Problem details »
Collect all lines from the listing that include the string "Total".

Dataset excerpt
■ ■ ■

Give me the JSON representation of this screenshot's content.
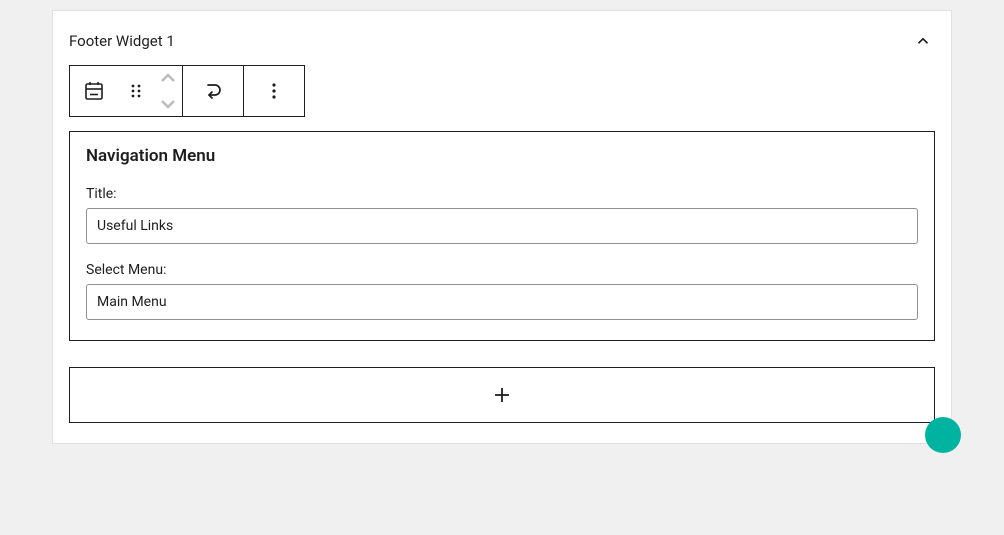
{
  "panel": {
    "title": "Footer Widget 1"
  },
  "widget": {
    "name": "Navigation Menu",
    "title_label": "Title:",
    "title_value": "Useful Links",
    "select_label": "Select Menu:",
    "select_value": "Main Menu"
  }
}
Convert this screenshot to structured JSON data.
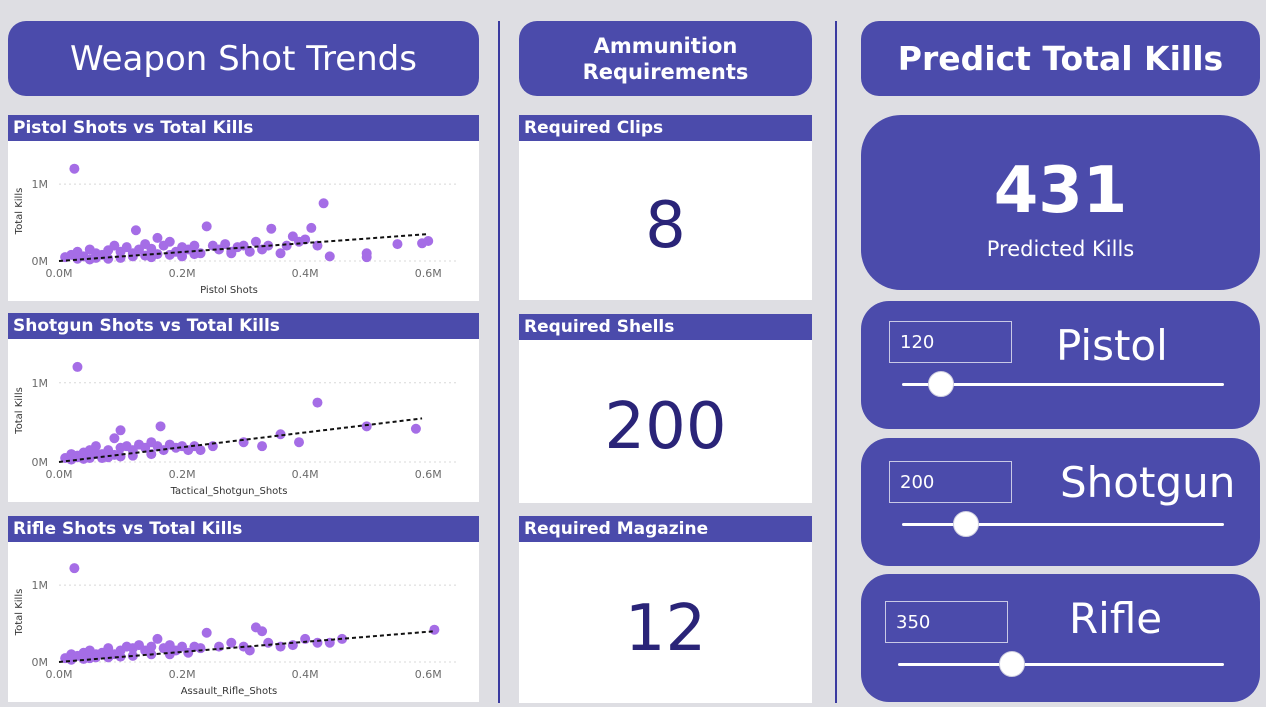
{
  "headers": {
    "left": "Weapon Shot Trends",
    "middle_line1": "Ammunition",
    "middle_line2": "Requirements",
    "right": "Predict Total Kills"
  },
  "colors": {
    "accent": "#4b4bab",
    "point": "#a56de6",
    "number": "#2a2478",
    "background": "#dedee3"
  },
  "chart_data": [
    {
      "type": "scatter",
      "title": "Pistol Shots vs Total Kills",
      "xlabel": "Pistol Shots",
      "ylabel": "Total Kills",
      "xlim": [
        0,
        0.65
      ],
      "ylim": [
        0,
        1.3
      ],
      "x_ticks": [
        "0.0M",
        "0.2M",
        "0.4M",
        "0.6M"
      ],
      "x_tick_values": [
        0,
        0.2,
        0.4,
        0.6
      ],
      "y_ticks": [
        "0M",
        "1M"
      ],
      "y_tick_values": [
        0,
        1
      ],
      "units": "millions",
      "trend_line": {
        "x": [
          0,
          0.6
        ],
        "y": [
          0.0,
          0.35
        ]
      },
      "points": [
        [
          0.025,
          1.2
        ],
        [
          0.01,
          0.05
        ],
        [
          0.02,
          0.08
        ],
        [
          0.03,
          0.12
        ],
        [
          0.04,
          0.06
        ],
        [
          0.05,
          0.15
        ],
        [
          0.06,
          0.1
        ],
        [
          0.07,
          0.08
        ],
        [
          0.08,
          0.14
        ],
        [
          0.09,
          0.2
        ],
        [
          0.1,
          0.12
        ],
        [
          0.11,
          0.18
        ],
        [
          0.12,
          0.1
        ],
        [
          0.125,
          0.4
        ],
        [
          0.13,
          0.15
        ],
        [
          0.14,
          0.22
        ],
        [
          0.15,
          0.16
        ],
        [
          0.16,
          0.3
        ],
        [
          0.17,
          0.2
        ],
        [
          0.18,
          0.25
        ],
        [
          0.19,
          0.12
        ],
        [
          0.2,
          0.18
        ],
        [
          0.21,
          0.15
        ],
        [
          0.22,
          0.2
        ],
        [
          0.23,
          0.1
        ],
        [
          0.24,
          0.45
        ],
        [
          0.25,
          0.2
        ],
        [
          0.26,
          0.15
        ],
        [
          0.27,
          0.22
        ],
        [
          0.28,
          0.1
        ],
        [
          0.29,
          0.18
        ],
        [
          0.3,
          0.2
        ],
        [
          0.31,
          0.12
        ],
        [
          0.32,
          0.25
        ],
        [
          0.33,
          0.15
        ],
        [
          0.34,
          0.2
        ],
        [
          0.345,
          0.42
        ],
        [
          0.36,
          0.1
        ],
        [
          0.37,
          0.2
        ],
        [
          0.38,
          0.32
        ],
        [
          0.39,
          0.25
        ],
        [
          0.4,
          0.28
        ],
        [
          0.41,
          0.43
        ],
        [
          0.42,
          0.2
        ],
        [
          0.43,
          0.75
        ],
        [
          0.44,
          0.06
        ],
        [
          0.5,
          0.1
        ],
        [
          0.5,
          0.05
        ],
        [
          0.55,
          0.22
        ],
        [
          0.59,
          0.23
        ],
        [
          0.6,
          0.26
        ],
        [
          0.05,
          0.02
        ],
        [
          0.1,
          0.04
        ],
        [
          0.15,
          0.05
        ],
        [
          0.2,
          0.06
        ],
        [
          0.08,
          0.03
        ],
        [
          0.12,
          0.06
        ],
        [
          0.18,
          0.08
        ],
        [
          0.22,
          0.09
        ],
        [
          0.28,
          0.12
        ],
        [
          0.03,
          0.03
        ],
        [
          0.06,
          0.04
        ],
        [
          0.14,
          0.07
        ],
        [
          0.16,
          0.09
        ]
      ]
    },
    {
      "type": "scatter",
      "title": "Shotgun Shots vs Total Kills",
      "xlabel": "Tactical_Shotgun_Shots",
      "ylabel": "Total Kills",
      "xlim": [
        0,
        0.65
      ],
      "ylim": [
        0,
        1.3
      ],
      "x_ticks": [
        "0.0M",
        "0.2M",
        "0.4M",
        "0.6M"
      ],
      "x_tick_values": [
        0,
        0.2,
        0.4,
        0.6
      ],
      "y_ticks": [
        "0M",
        "1M"
      ],
      "y_tick_values": [
        0,
        1
      ],
      "units": "millions",
      "trend_line": {
        "x": [
          0,
          0.59
        ],
        "y": [
          0.0,
          0.55
        ]
      },
      "points": [
        [
          0.03,
          1.2
        ],
        [
          0.01,
          0.05
        ],
        [
          0.02,
          0.1
        ],
        [
          0.03,
          0.08
        ],
        [
          0.04,
          0.12
        ],
        [
          0.05,
          0.15
        ],
        [
          0.06,
          0.2
        ],
        [
          0.07,
          0.1
        ],
        [
          0.08,
          0.15
        ],
        [
          0.09,
          0.3
        ],
        [
          0.1,
          0.18
        ],
        [
          0.11,
          0.2
        ],
        [
          0.12,
          0.15
        ],
        [
          0.1,
          0.4
        ],
        [
          0.13,
          0.22
        ],
        [
          0.14,
          0.18
        ],
        [
          0.15,
          0.25
        ],
        [
          0.16,
          0.2
        ],
        [
          0.165,
          0.45
        ],
        [
          0.17,
          0.15
        ],
        [
          0.18,
          0.22
        ],
        [
          0.19,
          0.18
        ],
        [
          0.2,
          0.2
        ],
        [
          0.21,
          0.15
        ],
        [
          0.22,
          0.2
        ],
        [
          0.23,
          0.15
        ],
        [
          0.25,
          0.2
        ],
        [
          0.3,
          0.25
        ],
        [
          0.33,
          0.2
        ],
        [
          0.36,
          0.35
        ],
        [
          0.39,
          0.25
        ],
        [
          0.42,
          0.75
        ],
        [
          0.5,
          0.45
        ],
        [
          0.58,
          0.42
        ],
        [
          0.02,
          0.03
        ],
        [
          0.05,
          0.05
        ],
        [
          0.08,
          0.06
        ],
        [
          0.12,
          0.08
        ],
        [
          0.15,
          0.1
        ],
        [
          0.04,
          0.04
        ],
        [
          0.07,
          0.05
        ],
        [
          0.1,
          0.07
        ],
        [
          0.06,
          0.1
        ],
        [
          0.03,
          0.06
        ],
        [
          0.09,
          0.09
        ]
      ]
    },
    {
      "type": "scatter",
      "title": "Rifle Shots vs Total Kills",
      "xlabel": "Assault_Rifle_Shots",
      "ylabel": "Total Kills",
      "xlim": [
        0,
        0.65
      ],
      "ylim": [
        0,
        1.3
      ],
      "x_ticks": [
        "0.0M",
        "0.2M",
        "0.4M",
        "0.6M"
      ],
      "x_tick_values": [
        0,
        0.2,
        0.4,
        0.6
      ],
      "y_ticks": [
        "0M",
        "1M"
      ],
      "y_tick_values": [
        0,
        1
      ],
      "units": "millions",
      "trend_line": {
        "x": [
          0,
          0.61
        ],
        "y": [
          0.0,
          0.4
        ]
      },
      "points": [
        [
          0.025,
          1.22
        ],
        [
          0.01,
          0.05
        ],
        [
          0.02,
          0.1
        ],
        [
          0.03,
          0.08
        ],
        [
          0.04,
          0.12
        ],
        [
          0.05,
          0.15
        ],
        [
          0.06,
          0.1
        ],
        [
          0.07,
          0.12
        ],
        [
          0.08,
          0.18
        ],
        [
          0.09,
          0.1
        ],
        [
          0.1,
          0.15
        ],
        [
          0.11,
          0.2
        ],
        [
          0.12,
          0.18
        ],
        [
          0.13,
          0.22
        ],
        [
          0.14,
          0.15
        ],
        [
          0.15,
          0.2
        ],
        [
          0.16,
          0.3
        ],
        [
          0.17,
          0.18
        ],
        [
          0.18,
          0.22
        ],
        [
          0.19,
          0.15
        ],
        [
          0.2,
          0.2
        ],
        [
          0.21,
          0.12
        ],
        [
          0.22,
          0.2
        ],
        [
          0.23,
          0.18
        ],
        [
          0.24,
          0.38
        ],
        [
          0.26,
          0.2
        ],
        [
          0.28,
          0.25
        ],
        [
          0.3,
          0.2
        ],
        [
          0.31,
          0.15
        ],
        [
          0.32,
          0.45
        ],
        [
          0.33,
          0.4
        ],
        [
          0.34,
          0.25
        ],
        [
          0.36,
          0.2
        ],
        [
          0.38,
          0.22
        ],
        [
          0.4,
          0.3
        ],
        [
          0.42,
          0.25
        ],
        [
          0.44,
          0.25
        ],
        [
          0.46,
          0.3
        ],
        [
          0.61,
          0.42
        ],
        [
          0.02,
          0.03
        ],
        [
          0.05,
          0.05
        ],
        [
          0.08,
          0.06
        ],
        [
          0.12,
          0.08
        ],
        [
          0.15,
          0.1
        ],
        [
          0.18,
          0.1
        ],
        [
          0.04,
          0.04
        ],
        [
          0.1,
          0.07
        ],
        [
          0.06,
          0.06
        ]
      ]
    }
  ],
  "ammo": [
    {
      "title": "Required Clips",
      "value": "8"
    },
    {
      "title": "Required Shells",
      "value": "200"
    },
    {
      "title": "Required Magazine",
      "value": "12"
    }
  ],
  "prediction": {
    "value": "431",
    "label": "Predicted Kills"
  },
  "sliders": [
    {
      "label": "Pistol",
      "value": "120",
      "fraction": 0.12
    },
    {
      "label": "Shotgun",
      "value": "200",
      "fraction": 0.2
    },
    {
      "label": "Rifle",
      "value": "350",
      "fraction": 0.35
    }
  ]
}
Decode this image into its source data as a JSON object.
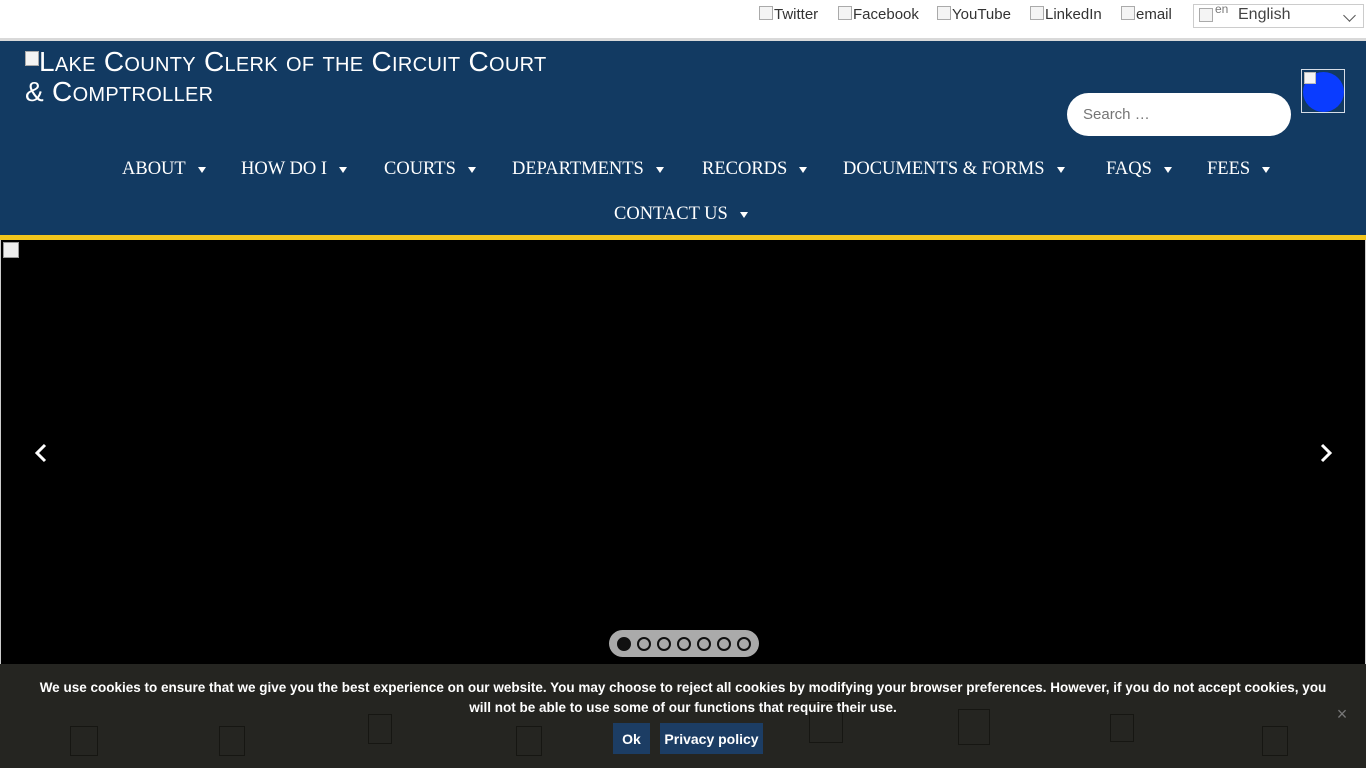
{
  "social": {
    "twitter": "Twitter",
    "facebook": "Facebook",
    "youtube": "YouTube",
    "linkedin": "LinkedIn",
    "email": "email"
  },
  "language": {
    "flag_alt": "en",
    "selected": "English"
  },
  "header": {
    "logo_text": "Lake County Clerk of the Circuit Court & Comptroller",
    "search_placeholder": "Search …"
  },
  "nav": {
    "items": [
      {
        "label": "About"
      },
      {
        "label": "How Do I"
      },
      {
        "label": "Courts"
      },
      {
        "label": "Departments"
      },
      {
        "label": "Records"
      },
      {
        "label": "Documents & Forms"
      },
      {
        "label": "FAQs"
      },
      {
        "label": "Fees"
      },
      {
        "label": "Contact Us"
      }
    ]
  },
  "slider": {
    "slide_count": 7,
    "active_index": 0
  },
  "cookie": {
    "message": "We use cookies to ensure that we give you the best experience on our website. You may choose to reject all cookies by modifying your browser preferences. However, if you do not accept cookies, you will not be able to use some of our functions that require their use.",
    "ok_label": "Ok",
    "privacy_label": "Privacy policy",
    "close_label": "×"
  },
  "colors": {
    "header_bg": "#123a62",
    "accent_gold": "#f2c51c",
    "a11y_blue": "#0a3cff",
    "cookie_button": "#1c3d64"
  }
}
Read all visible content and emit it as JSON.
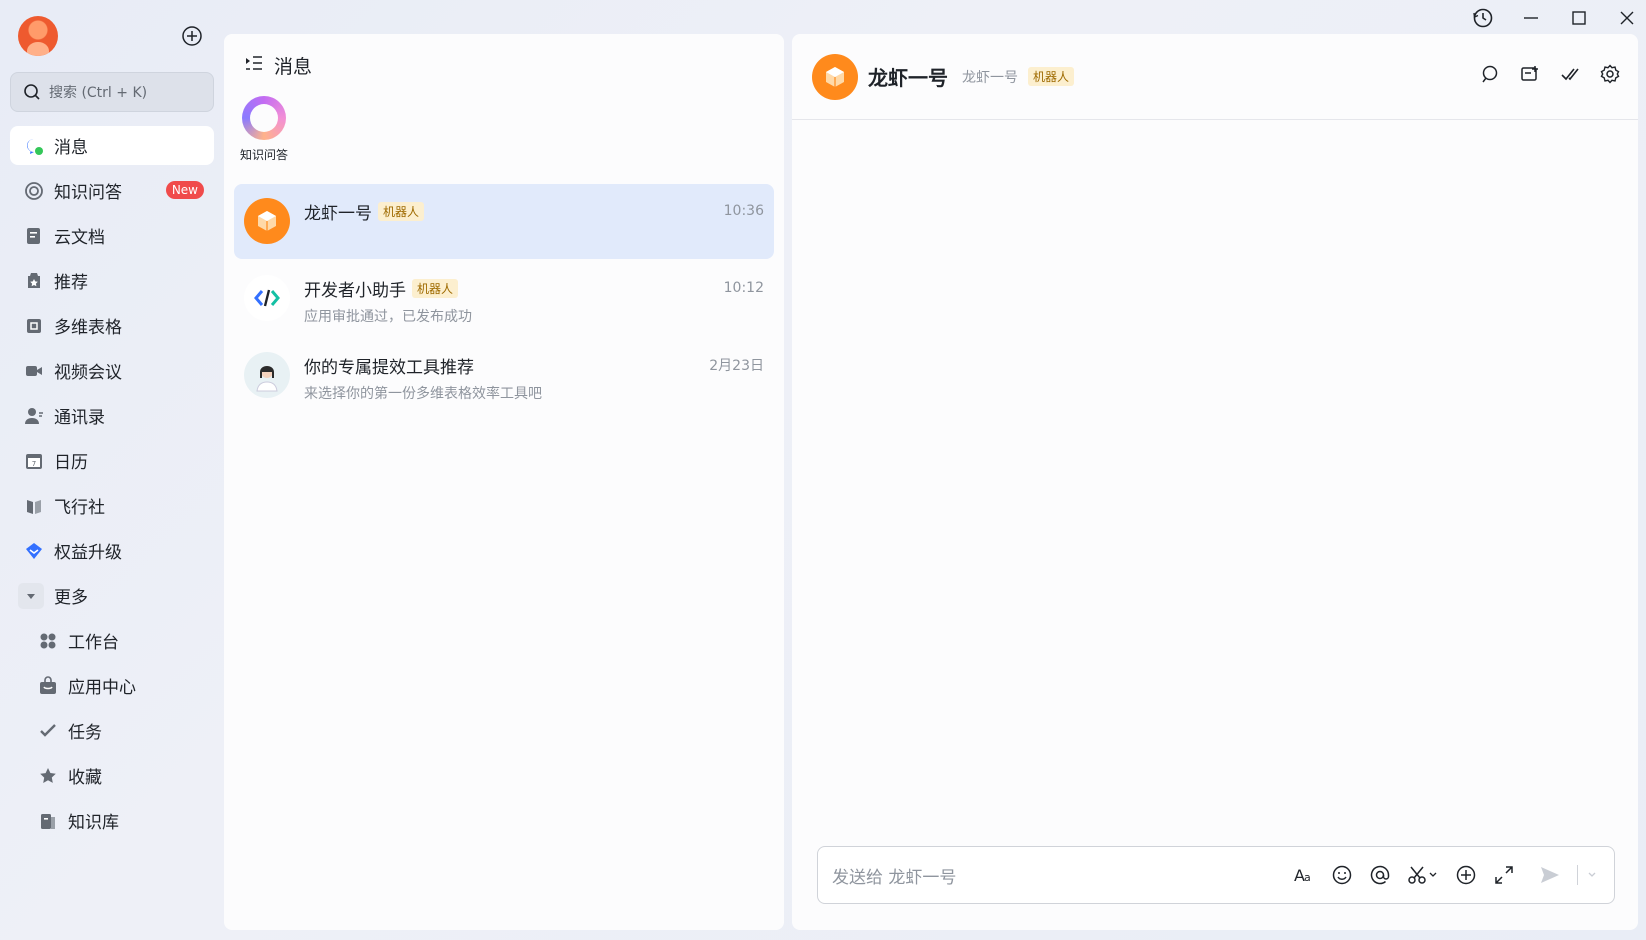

■ ■ ■

Answer for this exercise »
    "right": "Predict Total Kills"
      "title": "Pistol Shots vs Total Kills",
      "ylabel": "Total Kills",
      "title": "Shotgun Shots vs Total Kills",
      "ylabel": "Total Kills",
      "title": "Rifle Shots vs Total Kills",
      "ylabel": "Total Kills",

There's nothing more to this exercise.